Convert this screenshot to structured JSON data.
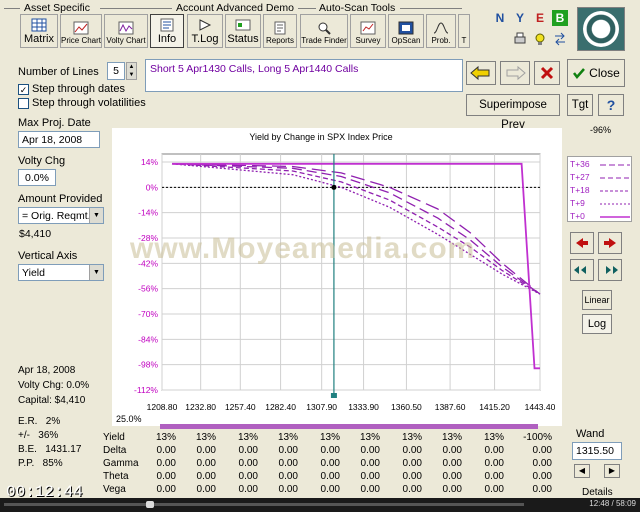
{
  "toolbar": {
    "groups": {
      "asset": "Asset Specific",
      "account": "Account Advanced Demo",
      "autoscan": "Auto-Scan Tools"
    },
    "buttons": {
      "matrix": "Matrix",
      "price_chart": "Price Chart",
      "volty_chart": "Volty Chart",
      "info": "Info",
      "tlog": "T.Log",
      "status": "Status",
      "reports": "Reports",
      "trade_finder": "Trade Finder",
      "survey": "Survey",
      "opscan": "OpScan",
      "prob": "Prob.",
      "extra": "T"
    }
  },
  "right_icons": [
    "N",
    "Y",
    "E",
    "B"
  ],
  "left_panel": {
    "num_lines_label": "Number of Lines",
    "num_lines_value": "5",
    "step_dates_label": "Step through dates",
    "step_vol_label": "Step through volatilities",
    "max_proj_label": "Max Proj. Date",
    "max_proj_value": "Apr 18, 2008",
    "volty_chg_label": "Volty Chg",
    "volty_chg_value": "0.0%",
    "amount_label": "Amount Provided",
    "amount_combo": "= Orig. Reqmt.",
    "amount_value": "$4,410",
    "vaxis_label": "Vertical Axis",
    "vaxis_value": "Yield"
  },
  "description": "Short 5 Apr1430 Calls, Long 5 Apr1440 Calls",
  "buttons": {
    "close": "Close",
    "superimpose": "Superimpose Prev",
    "tgt": "Tgt",
    "help": "?",
    "linear": "Linear",
    "log": "Log",
    "wand": "Wand",
    "details": "Details"
  },
  "scale_top": "-96%",
  "legend": [
    "T+36",
    "T+27",
    "T+18",
    "T+9",
    "T+0"
  ],
  "chart_data": {
    "type": "line",
    "title": "Yield by Change in SPX Index Price",
    "x_ticks": [
      "1208.80",
      "1232.80",
      "1257.40",
      "1282.40",
      "1307.90",
      "1333.90",
      "1360.50",
      "1387.60",
      "1415.20",
      "1443.40"
    ],
    "y_ticks": [
      "14%",
      "0%",
      "-14%",
      "-28%",
      "-42%",
      "-56%",
      "-70%",
      "-84%",
      "-98%",
      "-112%"
    ],
    "xlim": [
      1208.8,
      1443.4
    ],
    "ylim": [
      -112,
      14
    ],
    "series": [
      {
        "name": "T+36",
        "x": [
          1215,
          1290,
          1320,
          1350,
          1380,
          1400,
          1420,
          1443.4
        ],
        "y": [
          13,
          11.5,
          8,
          0,
          -12,
          -25,
          -42,
          -59
        ]
      },
      {
        "name": "T+27",
        "x": [
          1215,
          1290,
          1320,
          1350,
          1380,
          1400,
          1420,
          1443.4
        ],
        "y": [
          13,
          10.5,
          6,
          -3,
          -17,
          -29,
          -44,
          -59
        ]
      },
      {
        "name": "T+18",
        "x": [
          1215,
          1290,
          1320,
          1350,
          1380,
          1400,
          1420,
          1443.4
        ],
        "y": [
          13,
          9,
          3,
          -7,
          -22,
          -33,
          -46,
          -59
        ]
      },
      {
        "name": "T+9",
        "x": [
          1215,
          1290,
          1320,
          1350,
          1380,
          1400,
          1420,
          1443.4
        ],
        "y": [
          13,
          7,
          0,
          -11,
          -26,
          -37,
          -48,
          -59
        ]
      },
      {
        "name": "T+0",
        "x": [
          1215,
          1430,
          1432,
          1440,
          1443.4
        ],
        "y": [
          13,
          13,
          13,
          -100,
          -100
        ]
      }
    ],
    "zero_line_y": 0,
    "cursor_x": 1315.5,
    "pct_label": "25.0%"
  },
  "stats": {
    "date": "Apr 18, 2008",
    "volty": "Volty Chg: 0.0%",
    "capital": "Capital: $4,410",
    "er": "E.R.   2%",
    "pm": "+/-   36%",
    "be": "B.E.   1431.17",
    "pp": "P.P.   85%"
  },
  "table": {
    "rows": [
      {
        "label": "Yield",
        "cells": [
          "13%",
          "13%",
          "13%",
          "13%",
          "13%",
          "13%",
          "13%",
          "13%",
          "13%",
          "-100%"
        ]
      },
      {
        "label": "Delta",
        "cells": [
          "0.00",
          "0.00",
          "0.00",
          "0.00",
          "0.00",
          "0.00",
          "0.00",
          "0.00",
          "0.00",
          "0.00"
        ]
      },
      {
        "label": "Gamma",
        "cells": [
          "0.00",
          "0.00",
          "0.00",
          "0.00",
          "0.00",
          "0.00",
          "0.00",
          "0.00",
          "0.00",
          "0.00"
        ]
      },
      {
        "label": "Theta",
        "cells": [
          "0.00",
          "0.00",
          "0.00",
          "0.00",
          "0.00",
          "0.00",
          "0.00",
          "0.00",
          "0.00",
          "0.00"
        ]
      },
      {
        "label": "Vega",
        "cells": [
          "0.00",
          "0.00",
          "0.00",
          "0.00",
          "0.00",
          "0.00",
          "0.00",
          "0.00",
          "0.00",
          "0.00"
        ]
      }
    ]
  },
  "wand_value": "1315.50",
  "overlay": {
    "timestamp": "00:12:44",
    "watermark": "www.Moyeamedia.com",
    "player_time": "12:48 / 58:09"
  }
}
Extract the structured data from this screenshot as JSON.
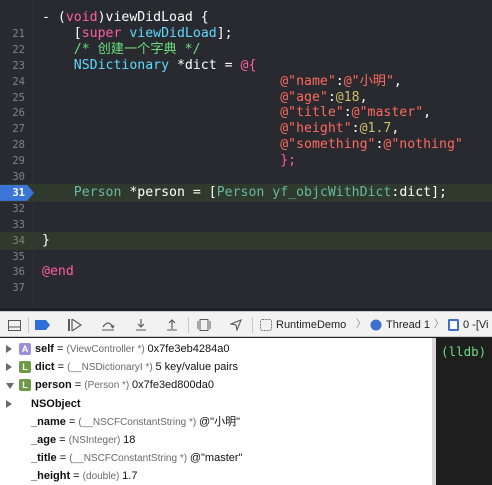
{
  "editor": {
    "lines": [
      {
        "num": "",
        "tokens": [
          {
            "t": "- (",
            "c": "white"
          },
          {
            "t": "void",
            "c": "kw"
          },
          {
            "t": ")viewDidLoad {",
            "c": "white"
          }
        ]
      },
      {
        "num": "21",
        "tokens": [
          {
            "t": "    [",
            "c": "white"
          },
          {
            "t": "super",
            "c": "kw"
          },
          {
            "t": " ",
            "c": "white"
          },
          {
            "t": "viewDidLoad",
            "c": "cls2"
          },
          {
            "t": "];",
            "c": "white"
          }
        ]
      },
      {
        "num": "22",
        "tokens": [
          {
            "t": "    ",
            "c": "white"
          },
          {
            "t": "/* 创建一个字典 */",
            "c": "cmt"
          }
        ]
      },
      {
        "num": "23",
        "tokens": [
          {
            "t": "    ",
            "c": "white"
          },
          {
            "t": "NSDictionary",
            "c": "cls2"
          },
          {
            "t": " *dict = ",
            "c": "white"
          },
          {
            "t": "@{",
            "c": "at"
          }
        ]
      },
      {
        "num": "24",
        "tokens": [
          {
            "t": "                              ",
            "c": "white"
          },
          {
            "t": "@\"name\"",
            "c": "str"
          },
          {
            "t": ":",
            "c": "white"
          },
          {
            "t": "@\"小明\"",
            "c": "str"
          },
          {
            "t": ",",
            "c": "white"
          }
        ]
      },
      {
        "num": "25",
        "tokens": [
          {
            "t": "                              ",
            "c": "white"
          },
          {
            "t": "@\"age\"",
            "c": "str"
          },
          {
            "t": ":",
            "c": "white"
          },
          {
            "t": "@18",
            "c": "num2"
          },
          {
            "t": ",",
            "c": "white"
          }
        ]
      },
      {
        "num": "26",
        "tokens": [
          {
            "t": "                              ",
            "c": "white"
          },
          {
            "t": "@\"title\"",
            "c": "str"
          },
          {
            "t": ":",
            "c": "white"
          },
          {
            "t": "@\"master\"",
            "c": "str"
          },
          {
            "t": ",",
            "c": "white"
          }
        ]
      },
      {
        "num": "27",
        "tokens": [
          {
            "t": "                              ",
            "c": "white"
          },
          {
            "t": "@\"height\"",
            "c": "str"
          },
          {
            "t": ":",
            "c": "white"
          },
          {
            "t": "@1.7",
            "c": "num2"
          },
          {
            "t": ",",
            "c": "white"
          }
        ]
      },
      {
        "num": "28",
        "tokens": [
          {
            "t": "                              ",
            "c": "white"
          },
          {
            "t": "@\"something\"",
            "c": "str"
          },
          {
            "t": ":",
            "c": "white"
          },
          {
            "t": "@\"nothing\"",
            "c": "str"
          }
        ]
      },
      {
        "num": "29",
        "tokens": [
          {
            "t": "                              ",
            "c": "white"
          },
          {
            "t": "};",
            "c": "at"
          }
        ]
      },
      {
        "num": "30",
        "tokens": []
      },
      {
        "num": "31",
        "tokens": [
          {
            "t": "    ",
            "c": "white"
          },
          {
            "t": "Person",
            "c": "tgreen"
          },
          {
            "t": " *person = [",
            "c": "white"
          },
          {
            "t": "Person",
            "c": "tgreen"
          },
          {
            "t": " ",
            "c": "white"
          },
          {
            "t": "yf_objcWithDict",
            "c": "tgreen"
          },
          {
            "t": ":dict];",
            "c": "white"
          }
        ],
        "breakpoint": true,
        "highlight": true
      },
      {
        "num": "32",
        "tokens": []
      },
      {
        "num": "33",
        "tokens": []
      },
      {
        "num": "34",
        "tokens": [
          {
            "t": "}",
            "c": "white"
          }
        ],
        "highlight": true
      },
      {
        "num": "35",
        "tokens": []
      },
      {
        "num": "36",
        "tokens": [
          {
            "t": "@end",
            "c": "kw"
          }
        ]
      },
      {
        "num": "37",
        "tokens": []
      }
    ]
  },
  "debugbar": {
    "scheme": "RuntimeDemo",
    "thread": "Thread 1",
    "frame": "0 -[Vi"
  },
  "variables": [
    {
      "indent": 0,
      "expanded": false,
      "badge": "A",
      "badge_color": "#9b8fd8",
      "name": "self",
      "type": "(ViewController *)",
      "value": "0x7fe3eb4284a0"
    },
    {
      "indent": 0,
      "expanded": false,
      "badge": "L",
      "badge_color": "#6c9a45",
      "name": "dict",
      "type": "(__NSDictionaryI *)",
      "value": "5 key/value pairs"
    },
    {
      "indent": 0,
      "expanded": true,
      "badge": "L",
      "badge_color": "#6c9a45",
      "name": "person",
      "type": "(Person *)",
      "value": "0x7fe3ed800da0"
    },
    {
      "indent": 1,
      "expanded": false,
      "badge": "",
      "badge_color": "",
      "name": "NSObject",
      "type": "",
      "value": ""
    },
    {
      "indent": 1,
      "expanded": false,
      "badge": "",
      "badge_color": "",
      "name": "_name",
      "type": "(__NSCFConstantString *)",
      "value": "@\"小明\""
    },
    {
      "indent": 1,
      "expanded": false,
      "badge": "",
      "badge_color": "",
      "name": "_age",
      "type": "(NSInteger)",
      "value": "18"
    },
    {
      "indent": 1,
      "expanded": false,
      "badge": "",
      "badge_color": "",
      "name": "_title",
      "type": "(__NSCFConstantString *)",
      "value": "@\"master\""
    },
    {
      "indent": 1,
      "expanded": false,
      "badge": "",
      "badge_color": "",
      "name": "_height",
      "type": "(double)",
      "value": "1.7"
    }
  ],
  "console": {
    "prompt": "(lldb)"
  }
}
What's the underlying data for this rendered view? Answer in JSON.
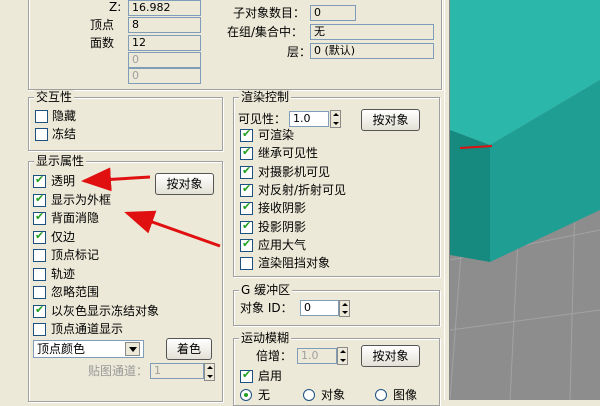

WHAT IS NEEDED: For the data above, state how many lines contain "screenshot"; the number is the whole answer.

ANSWER TO THIS EXERCISE: 2